• What is expected: Report how many lines of the listing below include the word "William". Give nothing but the number.

[Stored entries]

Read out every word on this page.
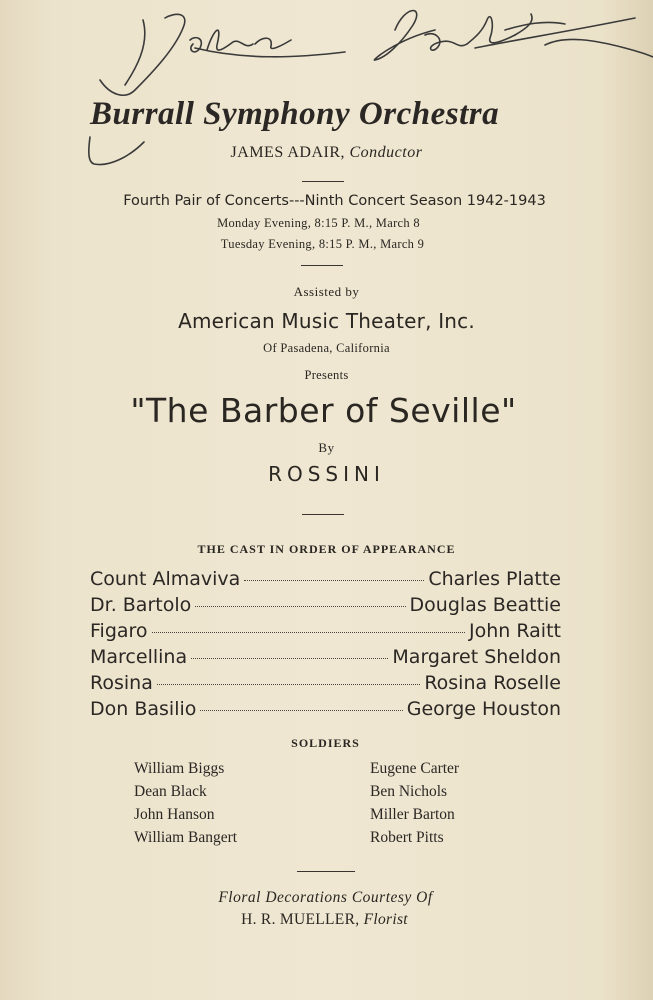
Burrall Symphony Orchestra
JAMES ADAIR, Conductor
Fourth Pair of Concerts---Ninth Concert Season 1942-1943
Monday Evening, 8:15 P. M., March 8
Tuesday Evening, 8:15 P. M., March 9
Assisted by
American Music Theater, Inc.
Of Pasadena, California
Presents
"The Barber of Seville"
By
ROSSINI
THE CAST IN ORDER OF APPEARANCE
Count Almaviva	Charles Platte
Dr. Bartolo	Douglas Beattie
Figaro	John Raitt
Marcellina	Margaret Sheldon
Rosina	Rosina Roselle
Don Basilio	George Houston
SOLDIERS
William Biggs	Eugene Carter
Dean Black	Ben Nichols
John Hanson	Miller Barton
William Bangert	Robert Pitts
Floral Decorations Courtesy Of
H. R. MUELLER, Florist
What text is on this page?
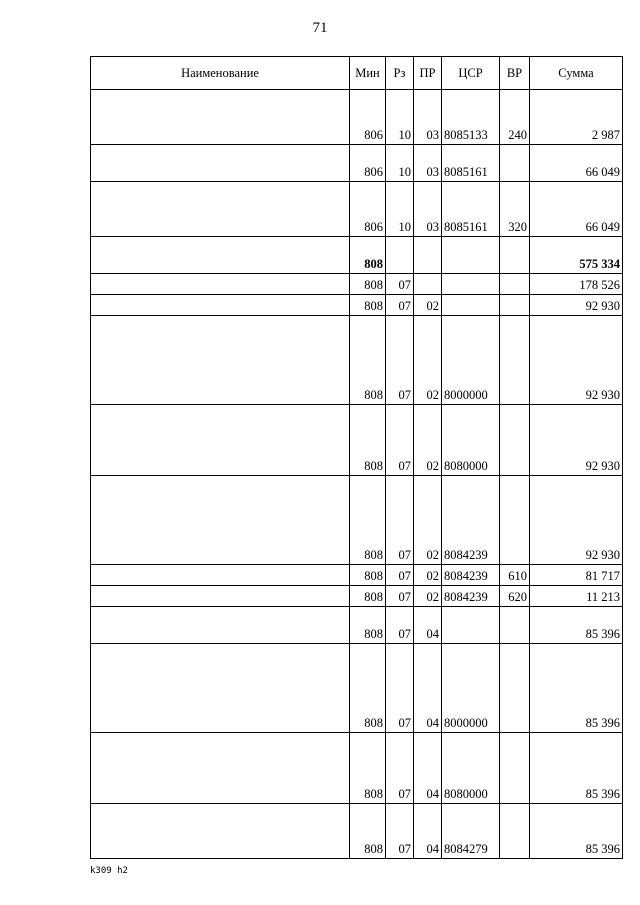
71
Наименование	Мин	Рз	ПР	ЦСР	ВР	Сумма
	806	10	03	8085133	240	2 987
	806	10	03	8085161		66 049
	806	10	03	8085161	320	66 049
	808					575 334
	808	07				178 526
	808	07	02			92 930
	808	07	02	8000000		92 930
	808	07	02	8080000		92 930
	808	07	02	8084239		92 930
	808	07	02	8084239	610	81 717
	808	07	02	8084239	620	11 213
	808	07	04			85 396
	808	07	04	8000000		85 396
	808	07	04	8080000		85 396
	808	07	04	8084279		85 396
k309 h2
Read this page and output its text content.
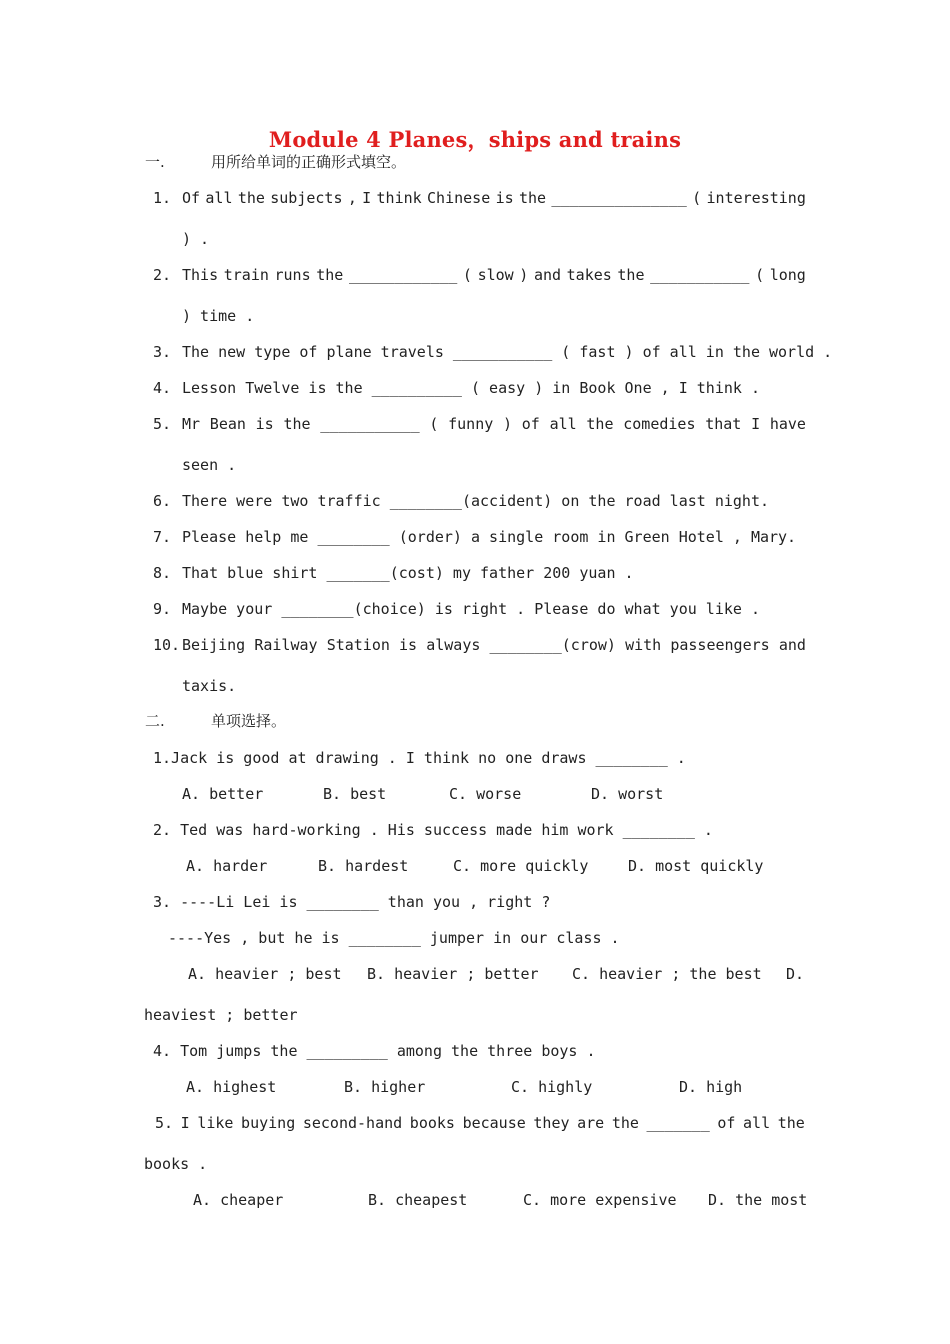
Module 4 Planes，ships and trains
一.	用所给单词的正确形式填空。
1. Of all the subjects , I think Chinese is the _______________ ( interesting
) .
2. This train runs the ____________ ( slow ) and takes the ___________ ( long
) time .
3. The new type of plane travels ___________ ( fast ) of all in the world .
4. Lesson Twelve is the __________ ( easy ) in Book One , I think .
5. Mr Bean is the ___________ ( funny ) of all the comedies that I have
seen .
6. There were two traffic ________(accident) on the road last night.
7. Please help me ________ (order) a single room in Green Hotel , Mary.
8. That blue shirt _______(cost) my father 200 yuan .
9. Maybe your ________(choice) is right . Please do what you like .
10. Beijing Railway Station is always ________(crow) with passeengers and
taxis.
二.	单项选择。
1.Jack is good at drawing . I think no one draws ________ .
A. better	B. best	C. worse	D. worst
2. Ted was hard-working . His success made him work ________ .
A. harder	B. hardest	C. more quickly	D. most quickly
3. ----Li Lei is ________ than you , right ?
----Yes , but he is ________ jumper in our class .
A. heavier ; best B. heavier ; better C. heavier ; the best D.
heaviest ; better
4. Tom jumps the _________ among the three boys .
A. highest	B. higher	C. highly	D. high
5. I like buying second-hand books because they are the _______ of all the
books .
A. cheaper	B. cheapest	C. more expensive D. the most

• Written answer: 2